On 2009-12-17, at 15:25, Bernd Schubert wrote:> I''m presently a bit puzzled about asynchronous journal patches.
>
> While I was just reading the jbd-journal-chksum-rhel53.patch patch,
> I noticed it also adds a new option and feature
> "journal_async_commit".
>
> But then ever since lustre-1.8.0 there is also a patch included for
> async
> journals from obdfilter. This patch is presently disabled, since it
> could
> cause data corruption on fail over.
>
> I now wonder how these two patches/features are related, so jbd/
> ldiskfs/ext4
> (journal_async_commit vs. obdfilter (obdfilter.*.sync_journal=0).
These are two completely independent changes, though they have
confusingly similar names.
The jbd-journal-checksum patch adds in a generic feature to the JBD
transaction commit which avoids one synchronous operation per
transaction commit. Originally, JBD would need to write out all of
the transaction data blocks, sync them to disk, then submit the
transaction commit block and sync it to disk before the transaction
could be considered as committed.
The addition of a checksum to the transaction commit block allows the
journal replay code to determine itself whether all of the transaction
data blocks were committed to disk before the commit block, and allow
or deny the transaction during journal replay based on that. If the
journal async_commit feature is enabled on the journal, then it will
skip this pre-commit-block sync. However, this is not enabled by
default, since there was a problem found in the upstream ext4 code due
to blocks being modified outside of the journal and causing checksum
failures during replay.

* RAW DATA:

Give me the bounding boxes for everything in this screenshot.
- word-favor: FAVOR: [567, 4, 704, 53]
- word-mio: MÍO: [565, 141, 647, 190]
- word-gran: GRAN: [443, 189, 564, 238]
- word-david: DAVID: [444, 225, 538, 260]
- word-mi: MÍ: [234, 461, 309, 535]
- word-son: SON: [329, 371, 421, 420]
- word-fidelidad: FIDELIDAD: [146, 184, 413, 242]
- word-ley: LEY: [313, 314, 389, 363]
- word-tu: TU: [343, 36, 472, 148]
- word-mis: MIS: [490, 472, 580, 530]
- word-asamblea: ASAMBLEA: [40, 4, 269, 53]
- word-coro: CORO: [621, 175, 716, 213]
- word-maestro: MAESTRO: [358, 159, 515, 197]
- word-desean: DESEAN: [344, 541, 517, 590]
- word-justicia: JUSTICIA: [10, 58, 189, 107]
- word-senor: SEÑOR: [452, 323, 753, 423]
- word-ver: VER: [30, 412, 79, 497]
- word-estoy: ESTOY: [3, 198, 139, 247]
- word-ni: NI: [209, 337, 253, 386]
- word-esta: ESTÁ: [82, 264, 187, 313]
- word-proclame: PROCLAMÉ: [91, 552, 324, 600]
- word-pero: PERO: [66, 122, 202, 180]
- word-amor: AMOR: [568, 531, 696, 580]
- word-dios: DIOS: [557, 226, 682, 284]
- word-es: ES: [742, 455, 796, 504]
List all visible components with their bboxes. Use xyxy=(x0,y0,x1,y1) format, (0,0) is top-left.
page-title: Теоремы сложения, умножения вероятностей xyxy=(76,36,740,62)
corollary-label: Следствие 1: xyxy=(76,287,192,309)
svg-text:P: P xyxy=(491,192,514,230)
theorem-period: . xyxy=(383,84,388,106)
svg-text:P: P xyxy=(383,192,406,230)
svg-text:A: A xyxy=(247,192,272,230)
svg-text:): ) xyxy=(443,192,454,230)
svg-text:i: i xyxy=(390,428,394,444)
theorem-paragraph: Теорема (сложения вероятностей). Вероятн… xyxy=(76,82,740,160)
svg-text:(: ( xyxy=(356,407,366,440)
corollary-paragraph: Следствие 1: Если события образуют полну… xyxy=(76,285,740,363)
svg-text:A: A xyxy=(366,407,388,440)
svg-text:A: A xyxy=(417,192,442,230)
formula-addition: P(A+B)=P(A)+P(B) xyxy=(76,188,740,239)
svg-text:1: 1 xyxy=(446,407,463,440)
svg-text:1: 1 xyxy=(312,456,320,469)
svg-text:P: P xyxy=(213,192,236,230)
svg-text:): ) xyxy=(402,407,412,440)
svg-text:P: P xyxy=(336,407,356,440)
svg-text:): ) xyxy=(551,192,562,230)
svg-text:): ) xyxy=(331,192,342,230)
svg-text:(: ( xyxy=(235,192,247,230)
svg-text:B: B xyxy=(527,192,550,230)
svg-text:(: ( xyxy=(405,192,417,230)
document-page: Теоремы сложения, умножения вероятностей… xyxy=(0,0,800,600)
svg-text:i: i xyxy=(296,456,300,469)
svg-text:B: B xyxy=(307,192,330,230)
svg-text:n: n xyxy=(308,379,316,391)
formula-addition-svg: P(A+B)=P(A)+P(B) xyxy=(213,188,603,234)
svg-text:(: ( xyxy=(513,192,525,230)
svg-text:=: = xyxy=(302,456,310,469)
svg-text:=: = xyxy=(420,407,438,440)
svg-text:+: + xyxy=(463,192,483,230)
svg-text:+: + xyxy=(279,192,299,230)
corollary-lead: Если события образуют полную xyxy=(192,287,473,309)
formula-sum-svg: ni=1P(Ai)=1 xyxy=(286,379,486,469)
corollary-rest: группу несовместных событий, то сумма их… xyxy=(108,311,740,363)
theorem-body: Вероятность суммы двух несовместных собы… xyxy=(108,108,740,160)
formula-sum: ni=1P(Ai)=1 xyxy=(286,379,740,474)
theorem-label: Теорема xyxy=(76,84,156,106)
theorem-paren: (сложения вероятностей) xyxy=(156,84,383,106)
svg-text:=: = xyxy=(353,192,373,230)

* EXERCISE TASKS:
1: Put the records, from the start of the records through the line containing "svg-text:(: ( xyxy=(405,192,417,230)", into a JSON list of strings with one string per line and no blank lines.
2: Continue the discussion of asynchronous journal patches from the point where it stops.

* SET OF ANSWERS:
1:
[
  "Give me the bounding boxes for everything in this screenshot.",
  "- word-favor: FAVOR: [567, 4, 704, 53]",
  "- word-mio: MÍO: [565, 141, 647, 190]",
  "- word-gran: GRAN: [443, 189, 564, 238]",
  "- word-david: DAVID: [444, 225, 538, 260]",
  "- word-mi: MÍ: [234, 461, 309, 535]",
  "- word-son: SON: [329, 371, 421, 420]",
  "- word-fidelidad: FIDELIDAD: [146, 184, 413, 242]",
  "- word-ley: LEY: [313, 314, 389, 363]",
  "- word-tu: TU: [343, 36, 472, 148]",
  "- word-mis: MIS: [490, 472, 580, 530]",
  "- word-asamblea: ASAMBLEA: [40, 4, 269, 53]",
  "- word-coro: CORO: [621, 175, 716, 213]",
  "- word-maestro: MAESTRO: [358, 159, 515, 197]",
  "- word-desean: DESEAN: [344, 541, 517, 590]",
  "- word-justicia: JUSTICIA: [10, 58, 189, 107]",
  "- word-senor: SEÑOR: [452, 323, 753, 423]",
  "- word-ver: VER: [30, 412, 79, 497]",
  "- word-estoy: ESTOY: [3, 198, 139, 247]",
  "- word-ni: NI: [209, 337, 253, 386]",
  "- word-esta: ESTÁ: [82, 264, 187, 313]",
  "- word-proclame: PROCLAMÉ: [91, 552, 324, 600]",
  "- word-pero: PERO: [66, 122, 202, 180]",
  "- word-amor: AMOR: [568, 531, 696, 580]",
  "- word-dios: DIOS: [557, 226, 682, 284]",
  "- word-es: ES: [742, 455, 796, 504]",
  "List all visible components with their bboxes. Use xyxy=(x0,y0,x1,y1) format, (0,0) is top-left.",
  "page-title: Теоремы сложения, умножения вероятностей xyxy=(76,36,740,62)",
  "corollary-label: Следствие 1: xyxy=(76,287,192,309)",
  "svg-text:P: P xyxy=(491,192,514,230)",
  "theorem-period: . xyxy=(383,84,388,106)",
  "svg-text:P: P xyxy=(383,192,406,230)",
  "svg-text:A: A xyxy=(247,192,272,230)",
  "svg-text:): ) xyxy=(443,192,454,230)",
  "svg-text:i: i xyxy=(390,428,394,444)",
  "theorem-paragraph: Теорема (сложения вероятностей). Вероятн… xyxy=(76,82,740,160)",
  "svg-text:(: ( xyxy=(356,407,366,440)",
  "corollary-paragraph: Следствие 1: Если события образуют полну… xyxy=(76,285,740,363)",
  "svg-text:A: A xyxy=(366,407,388,440)",
  "svg-text:A: A xyxy=(417,192,442,230)",
  "formula-addition: P(A+B)=P(A)+P(B) xyxy=(76,188,740,239)",
  "svg-text:1: 1 xyxy=(446,407,463,440)",
  "svg-text:1: 1 xyxy=(312,456,320,469)",
  "svg-text:P: P xyxy=(213,192,236,230)",
  "svg-text:): ) xyxy=(402,407,412,440)",
  "svg-text:P: P xyxy=(336,407,356,440)",
  "svg-text:): ) xyxy=(551,192,562,230)",
  "svg-text:): ) xyxy=(331,192,342,230)",
  "svg-text:(: ( xyxy=(235,192,247,230)",
  "svg-text:B: B xyxy=(527,192,550,230)",
  "svg-text:(: ( xyxy=(405,192,417,230)"
]

2:
The Lustre async journal commit is essentially adding support for
Lustre clients to be able to submit write requests to the OST, but not
require the server to do that IO synchronously. Instead, the client
will keep a copy of the data in cache until it gets a commit
notification from the OST, and will rewrite the data if the OST
crashes. This allows a single client to submit a large number of
writes without having to commit the journal transaction. This feature
is still under testing, so it is not enabled by default, and a bug was
fixed in 1.8.2 related to recovery.
> When I did some tests with lctl set_param
> obdfilter.*.sync_journal=0, it even slightly reduced performance. So
> I wonder if one additionally needs to enable jbd-async journals?
It is only expected that this will improve performance when a small
number of clients is doing IO to each OST. Once there are many
clients doing IO at the same time, there is enough IO per transaction
that the commit does not noticably affect performance.
Cheers, Andreas
--
Andreas Dilger
Sr. Staff Engineer, Lustre Group
Sun Microsystems of Canada, Inc.